::: Extracted data

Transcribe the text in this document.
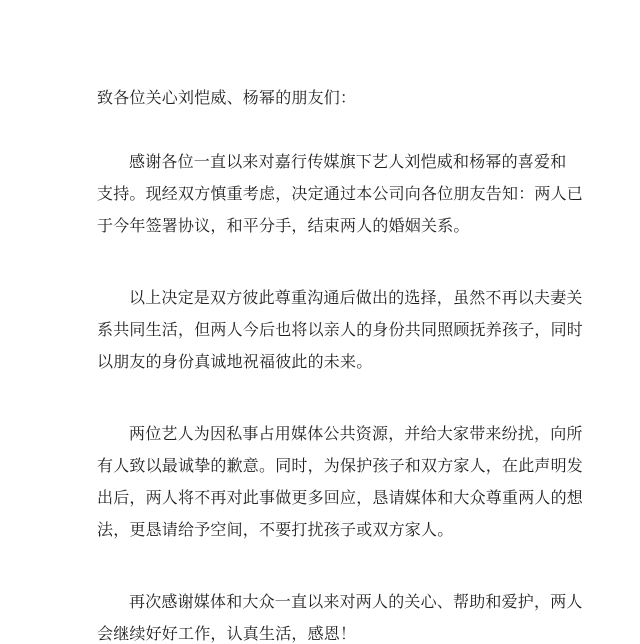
致各位关心刘恺威、杨幂的朋友们：
感谢各位一直以来对嘉行传媒旗下艺人刘恺威和杨幂的喜爱和
支持。现经双方慎重考虑，决定通过本公司向各位朋友告知：两人已
于今年签署协议，和平分手，结束两人的婚姻关系。
以上决定是双方彼此尊重沟通后做出的选择，虽然不再以夫妻关
系共同生活，但两人今后也将以亲人的身份共同照顾抚养孩子，同时
以朋友的身份真诚地祝福彼此的未来。
两位艺人为因私事占用媒体公共资源，并给大家带来纷扰，向所
有人致以最诚挚的歉意。同时，为保护孩子和双方家人，在此声明发
出后，两人将不再对此事做更多回应，恳请媒体和大众尊重两人的想
法，更恳请给予空间，不要打扰孩子或双方家人。
再次感谢媒体和大众一直以来对两人的关心、帮助和爱护，两人
会继续好好工作，认真生活，感恩！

::::::

• **What you should do**
Reproduce all the entries that precede this task, word for word, minus any pictures.

• **Correct answer**
Transcribe the text in this document.
致各位关心刘恺威、杨幂的朋友们：
感谢各位一直以来对嘉行传媒旗下艺人刘恺威和杨幂的喜爱和
支持。现经双方慎重考虑，决定通过本公司向各位朋友告知：两人已
于今年签署协议，和平分手，结束两人的婚姻关系。
以上决定是双方彼此尊重沟通后做出的选择，虽然不再以夫妻关
系共同生活，但两人今后也将以亲人的身份共同照顾抚养孩子，同时
以朋友的身份真诚地祝福彼此的未来。
两位艺人为因私事占用媒体公共资源，并给大家带来纷扰，向所
有人致以最诚挚的歉意。同时，为保护孩子和双方家人，在此声明发
出后，两人将不再对此事做更多回应，恳请媒体和大众尊重两人的想
法，更恳请给予空间，不要打扰孩子或双方家人。
再次感谢媒体和大众一直以来对两人的关心、帮助和爱护，两人
会继续好好工作，认真生活，感恩！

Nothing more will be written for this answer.